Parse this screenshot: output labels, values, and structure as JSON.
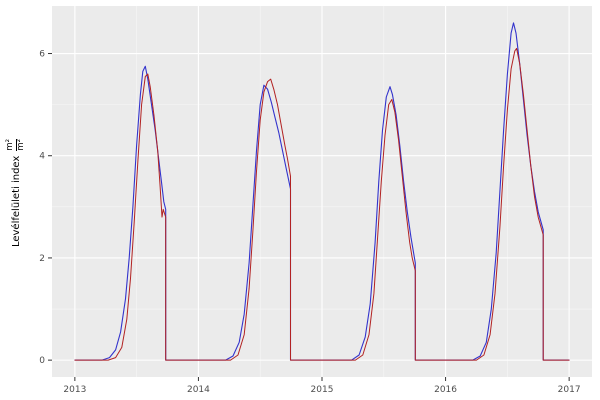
{
  "chart_data": {
    "type": "line",
    "title": "",
    "xlabel": "",
    "ylabel": "Levélfelületi index",
    "ylabel_unit_numerator": "m²",
    "ylabel_unit_denominator": "m²",
    "grid": true,
    "legend": "none",
    "panel_bg": "#EBEBEB",
    "grid_major_color": "#FFFFFF",
    "grid_minor_color": "#F7F7F7",
    "tick_color": "#333333",
    "tick_label_color": "#4D4D4D",
    "xlim": [
      2012.815,
      2017.185
    ],
    "ylim": [
      -0.33,
      6.93
    ],
    "x_ticks": [
      2013,
      2014,
      2015,
      2016,
      2017
    ],
    "x_tick_labels": [
      "2013",
      "2014",
      "2015",
      "2016",
      "2017"
    ],
    "x_minor": [
      2013.5,
      2014.5,
      2015.5,
      2016.5
    ],
    "y_ticks": [
      0,
      2,
      4,
      6
    ],
    "y_tick_labels": [
      "0",
      "2",
      "4",
      "6"
    ],
    "y_minor": [
      1,
      3,
      5
    ],
    "series": [
      {
        "name": "simulated-lai-blue",
        "color": "#3333CC",
        "width": 1.1,
        "points": [
          [
            2013.0,
            0
          ],
          [
            2013.22,
            0
          ],
          [
            2013.28,
            0.05
          ],
          [
            2013.33,
            0.2
          ],
          [
            2013.37,
            0.55
          ],
          [
            2013.41,
            1.2
          ],
          [
            2013.44,
            2.0
          ],
          [
            2013.47,
            3.0
          ],
          [
            2013.5,
            4.2
          ],
          [
            2013.53,
            5.2
          ],
          [
            2013.55,
            5.65
          ],
          [
            2013.57,
            5.75
          ],
          [
            2013.59,
            5.5
          ],
          [
            2013.62,
            5.0
          ],
          [
            2013.65,
            4.5
          ],
          [
            2013.68,
            3.9
          ],
          [
            2013.7,
            3.5
          ],
          [
            2013.72,
            3.1
          ],
          [
            2013.735,
            2.95
          ],
          [
            2013.735,
            0
          ],
          [
            2013.9,
            0
          ],
          [
            2014.22,
            0
          ],
          [
            2014.28,
            0.08
          ],
          [
            2014.33,
            0.35
          ],
          [
            2014.37,
            0.9
          ],
          [
            2014.41,
            1.9
          ],
          [
            2014.44,
            3.0
          ],
          [
            2014.47,
            4.1
          ],
          [
            2014.5,
            5.0
          ],
          [
            2014.53,
            5.38
          ],
          [
            2014.56,
            5.3
          ],
          [
            2014.59,
            5.05
          ],
          [
            2014.62,
            4.75
          ],
          [
            2014.65,
            4.45
          ],
          [
            2014.68,
            4.1
          ],
          [
            2014.71,
            3.75
          ],
          [
            2014.745,
            3.35
          ],
          [
            2014.745,
            0
          ],
          [
            2014.9,
            0
          ],
          [
            2015.24,
            0
          ],
          [
            2015.3,
            0.1
          ],
          [
            2015.35,
            0.45
          ],
          [
            2015.39,
            1.1
          ],
          [
            2015.43,
            2.3
          ],
          [
            2015.46,
            3.5
          ],
          [
            2015.49,
            4.5
          ],
          [
            2015.52,
            5.15
          ],
          [
            2015.55,
            5.35
          ],
          [
            2015.57,
            5.2
          ],
          [
            2015.6,
            4.8
          ],
          [
            2015.63,
            4.2
          ],
          [
            2015.66,
            3.5
          ],
          [
            2015.69,
            2.9
          ],
          [
            2015.72,
            2.4
          ],
          [
            2015.755,
            1.9
          ],
          [
            2015.755,
            0
          ],
          [
            2015.9,
            0
          ],
          [
            2016.22,
            0
          ],
          [
            2016.28,
            0.08
          ],
          [
            2016.33,
            0.35
          ],
          [
            2016.37,
            1.0
          ],
          [
            2016.41,
            2.1
          ],
          [
            2016.44,
            3.3
          ],
          [
            2016.47,
            4.5
          ],
          [
            2016.5,
            5.6
          ],
          [
            2016.53,
            6.4
          ],
          [
            2016.55,
            6.6
          ],
          [
            2016.57,
            6.4
          ],
          [
            2016.6,
            5.8
          ],
          [
            2016.63,
            5.1
          ],
          [
            2016.66,
            4.4
          ],
          [
            2016.69,
            3.8
          ],
          [
            2016.72,
            3.3
          ],
          [
            2016.75,
            2.9
          ],
          [
            2016.79,
            2.55
          ],
          [
            2016.79,
            0
          ],
          [
            2017.0,
            0
          ]
        ]
      },
      {
        "name": "measured-lai-red",
        "color": "#B22222",
        "width": 1.0,
        "points": [
          [
            2013.0,
            0
          ],
          [
            2013.27,
            0
          ],
          [
            2013.33,
            0.05
          ],
          [
            2013.38,
            0.25
          ],
          [
            2013.42,
            0.8
          ],
          [
            2013.45,
            1.6
          ],
          [
            2013.48,
            2.7
          ],
          [
            2013.51,
            3.9
          ],
          [
            2013.54,
            5.0
          ],
          [
            2013.57,
            5.55
          ],
          [
            2013.59,
            5.6
          ],
          [
            2013.61,
            5.35
          ],
          [
            2013.64,
            4.8
          ],
          [
            2013.67,
            4.1
          ],
          [
            2013.69,
            3.4
          ],
          [
            2013.705,
            2.8
          ],
          [
            2013.715,
            2.95
          ],
          [
            2013.735,
            2.8
          ],
          [
            2013.735,
            0
          ],
          [
            2013.9,
            0
          ],
          [
            2014.26,
            0
          ],
          [
            2014.32,
            0.1
          ],
          [
            2014.37,
            0.5
          ],
          [
            2014.41,
            1.4
          ],
          [
            2014.44,
            2.5
          ],
          [
            2014.47,
            3.7
          ],
          [
            2014.5,
            4.7
          ],
          [
            2014.53,
            5.25
          ],
          [
            2014.56,
            5.45
          ],
          [
            2014.585,
            5.5
          ],
          [
            2014.61,
            5.3
          ],
          [
            2014.64,
            5.0
          ],
          [
            2014.67,
            4.6
          ],
          [
            2014.7,
            4.2
          ],
          [
            2014.72,
            3.95
          ],
          [
            2014.745,
            3.6
          ],
          [
            2014.745,
            0
          ],
          [
            2014.9,
            0
          ],
          [
            2015.27,
            0
          ],
          [
            2015.33,
            0.1
          ],
          [
            2015.38,
            0.5
          ],
          [
            2015.42,
            1.3
          ],
          [
            2015.45,
            2.4
          ],
          [
            2015.48,
            3.5
          ],
          [
            2015.51,
            4.4
          ],
          [
            2015.54,
            5.0
          ],
          [
            2015.565,
            5.1
          ],
          [
            2015.59,
            4.85
          ],
          [
            2015.62,
            4.3
          ],
          [
            2015.65,
            3.6
          ],
          [
            2015.68,
            2.9
          ],
          [
            2015.71,
            2.3
          ],
          [
            2015.73,
            2.0
          ],
          [
            2015.755,
            1.75
          ],
          [
            2015.755,
            0
          ],
          [
            2015.9,
            0
          ],
          [
            2016.25,
            0
          ],
          [
            2016.31,
            0.1
          ],
          [
            2016.36,
            0.5
          ],
          [
            2016.4,
            1.3
          ],
          [
            2016.44,
            2.6
          ],
          [
            2016.47,
            3.8
          ],
          [
            2016.5,
            4.9
          ],
          [
            2016.53,
            5.7
          ],
          [
            2016.56,
            6.05
          ],
          [
            2016.575,
            6.1
          ],
          [
            2016.6,
            5.8
          ],
          [
            2016.63,
            5.2
          ],
          [
            2016.66,
            4.5
          ],
          [
            2016.69,
            3.8
          ],
          [
            2016.72,
            3.2
          ],
          [
            2016.75,
            2.8
          ],
          [
            2016.79,
            2.45
          ],
          [
            2016.79,
            0
          ],
          [
            2017.0,
            0
          ]
        ]
      }
    ]
  }
}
====
# [What you have to do]
Reproduce the full material exactly, excluding the pictures.

# [Answer to this task]
Parse this screenshot: output labels, values, and structure as JSON.
{
  "chart_data": {
    "type": "line",
    "title": "",
    "xlabel": "",
    "ylabel": "Levélfelületi index",
    "ylabel_unit_numerator": "m²",
    "ylabel_unit_denominator": "m²",
    "grid": true,
    "legend": "none",
    "panel_bg": "#EBEBEB",
    "grid_major_color": "#FFFFFF",
    "grid_minor_color": "#F7F7F7",
    "tick_color": "#333333",
    "tick_label_color": "#4D4D4D",
    "xlim": [
      2012.815,
      2017.185
    ],
    "ylim": [
      -0.33,
      6.93
    ],
    "x_ticks": [
      2013,
      2014,
      2015,
      2016,
      2017
    ],
    "x_tick_labels": [
      "2013",
      "2014",
      "2015",
      "2016",
      "2017"
    ],
    "x_minor": [
      2013.5,
      2014.5,
      2015.5,
      2016.5
    ],
    "y_ticks": [
      0,
      2,
      4,
      6
    ],
    "y_tick_labels": [
      "0",
      "2",
      "4",
      "6"
    ],
    "y_minor": [
      1,
      3,
      5
    ],
    "series": [
      {
        "name": "simulated-lai-blue",
        "color": "#3333CC",
        "width": 1.1,
        "points": [
          [
            2013.0,
            0
          ],
          [
            2013.22,
            0
          ],
          [
            2013.28,
            0.05
          ],
          [
            2013.33,
            0.2
          ],
          [
            2013.37,
            0.55
          ],
          [
            2013.41,
            1.2
          ],
          [
            2013.44,
            2.0
          ],
          [
            2013.47,
            3.0
          ],
          [
            2013.5,
            4.2
          ],
          [
            2013.53,
            5.2
          ],
          [
            2013.55,
            5.65
          ],
          [
            2013.57,
            5.75
          ],
          [
            2013.59,
            5.5
          ],
          [
            2013.62,
            5.0
          ],
          [
            2013.65,
            4.5
          ],
          [
            2013.68,
            3.9
          ],
          [
            2013.7,
            3.5
          ],
          [
            2013.72,
            3.1
          ],
          [
            2013.735,
            2.95
          ],
          [
            2013.735,
            0
          ],
          [
            2013.9,
            0
          ],
          [
            2014.22,
            0
          ],
          [
            2014.28,
            0.08
          ],
          [
            2014.33,
            0.35
          ],
          [
            2014.37,
            0.9
          ],
          [
            2014.41,
            1.9
          ],
          [
            2014.44,
            3.0
          ],
          [
            2014.47,
            4.1
          ],
          [
            2014.5,
            5.0
          ],
          [
            2014.53,
            5.38
          ],
          [
            2014.56,
            5.3
          ],
          [
            2014.59,
            5.05
          ],
          [
            2014.62,
            4.75
          ],
          [
            2014.65,
            4.45
          ],
          [
            2014.68,
            4.1
          ],
          [
            2014.71,
            3.75
          ],
          [
            2014.745,
            3.35
          ],
          [
            2014.745,
            0
          ],
          [
            2014.9,
            0
          ],
          [
            2015.24,
            0
          ],
          [
            2015.3,
            0.1
          ],
          [
            2015.35,
            0.45
          ],
          [
            2015.39,
            1.1
          ],
          [
            2015.43,
            2.3
          ],
          [
            2015.46,
            3.5
          ],
          [
            2015.49,
            4.5
          ],
          [
            2015.52,
            5.15
          ],
          [
            2015.55,
            5.35
          ],
          [
            2015.57,
            5.2
          ],
          [
            2015.6,
            4.8
          ],
          [
            2015.63,
            4.2
          ],
          [
            2015.66,
            3.5
          ],
          [
            2015.69,
            2.9
          ],
          [
            2015.72,
            2.4
          ],
          [
            2015.755,
            1.9
          ],
          [
            2015.755,
            0
          ],
          [
            2015.9,
            0
          ],
          [
            2016.22,
            0
          ],
          [
            2016.28,
            0.08
          ],
          [
            2016.33,
            0.35
          ],
          [
            2016.37,
            1.0
          ],
          [
            2016.41,
            2.1
          ],
          [
            2016.44,
            3.3
          ],
          [
            2016.47,
            4.5
          ],
          [
            2016.5,
            5.6
          ],
          [
            2016.53,
            6.4
          ],
          [
            2016.55,
            6.6
          ],
          [
            2016.57,
            6.4
          ],
          [
            2016.6,
            5.8
          ],
          [
            2016.63,
            5.1
          ],
          [
            2016.66,
            4.4
          ],
          [
            2016.69,
            3.8
          ],
          [
            2016.72,
            3.3
          ],
          [
            2016.75,
            2.9
          ],
          [
            2016.79,
            2.55
          ],
          [
            2016.79,
            0
          ],
          [
            2017.0,
            0
          ]
        ]
      },
      {
        "name": "measured-lai-red",
        "color": "#B22222",
        "width": 1.0,
        "points": [
          [
            2013.0,
            0
          ],
          [
            2013.27,
            0
          ],
          [
            2013.33,
            0.05
          ],
          [
            2013.38,
            0.25
          ],
          [
            2013.42,
            0.8
          ],
          [
            2013.45,
            1.6
          ],
          [
            2013.48,
            2.7
          ],
          [
            2013.51,
            3.9
          ],
          [
            2013.54,
            5.0
          ],
          [
            2013.57,
            5.55
          ],
          [
            2013.59,
            5.6
          ],
          [
            2013.61,
            5.35
          ],
          [
            2013.64,
            4.8
          ],
          [
            2013.67,
            4.1
          ],
          [
            2013.69,
            3.4
          ],
          [
            2013.705,
            2.8
          ],
          [
            2013.715,
            2.95
          ],
          [
            2013.735,
            2.8
          ],
          [
            2013.735,
            0
          ],
          [
            2013.9,
            0
          ],
          [
            2014.26,
            0
          ],
          [
            2014.32,
            0.1
          ],
          [
            2014.37,
            0.5
          ],
          [
            2014.41,
            1.4
          ],
          [
            2014.44,
            2.5
          ],
          [
            2014.47,
            3.7
          ],
          [
            2014.5,
            4.7
          ],
          [
            2014.53,
            5.25
          ],
          [
            2014.56,
            5.45
          ],
          [
            2014.585,
            5.5
          ],
          [
            2014.61,
            5.3
          ],
          [
            2014.64,
            5.0
          ],
          [
            2014.67,
            4.6
          ],
          [
            2014.7,
            4.2
          ],
          [
            2014.72,
            3.95
          ],
          [
            2014.745,
            3.6
          ],
          [
            2014.745,
            0
          ],
          [
            2014.9,
            0
          ],
          [
            2015.27,
            0
          ],
          [
            2015.33,
            0.1
          ],
          [
            2015.38,
            0.5
          ],
          [
            2015.42,
            1.3
          ],
          [
            2015.45,
            2.4
          ],
          [
            2015.48,
            3.5
          ],
          [
            2015.51,
            4.4
          ],
          [
            2015.54,
            5.0
          ],
          [
            2015.565,
            5.1
          ],
          [
            2015.59,
            4.85
          ],
          [
            2015.62,
            4.3
          ],
          [
            2015.65,
            3.6
          ],
          [
            2015.68,
            2.9
          ],
          [
            2015.71,
            2.3
          ],
          [
            2015.73,
            2.0
          ],
          [
            2015.755,
            1.75
          ],
          [
            2015.755,
            0
          ],
          [
            2015.9,
            0
          ],
          [
            2016.25,
            0
          ],
          [
            2016.31,
            0.1
          ],
          [
            2016.36,
            0.5
          ],
          [
            2016.4,
            1.3
          ],
          [
            2016.44,
            2.6
          ],
          [
            2016.47,
            3.8
          ],
          [
            2016.5,
            4.9
          ],
          [
            2016.53,
            5.7
          ],
          [
            2016.56,
            6.05
          ],
          [
            2016.575,
            6.1
          ],
          [
            2016.6,
            5.8
          ],
          [
            2016.63,
            5.2
          ],
          [
            2016.66,
            4.5
          ],
          [
            2016.69,
            3.8
          ],
          [
            2016.72,
            3.2
          ],
          [
            2016.75,
            2.8
          ],
          [
            2016.79,
            2.45
          ],
          [
            2016.79,
            0
          ],
          [
            2017.0,
            0
          ]
        ]
      }
    ]
  }
}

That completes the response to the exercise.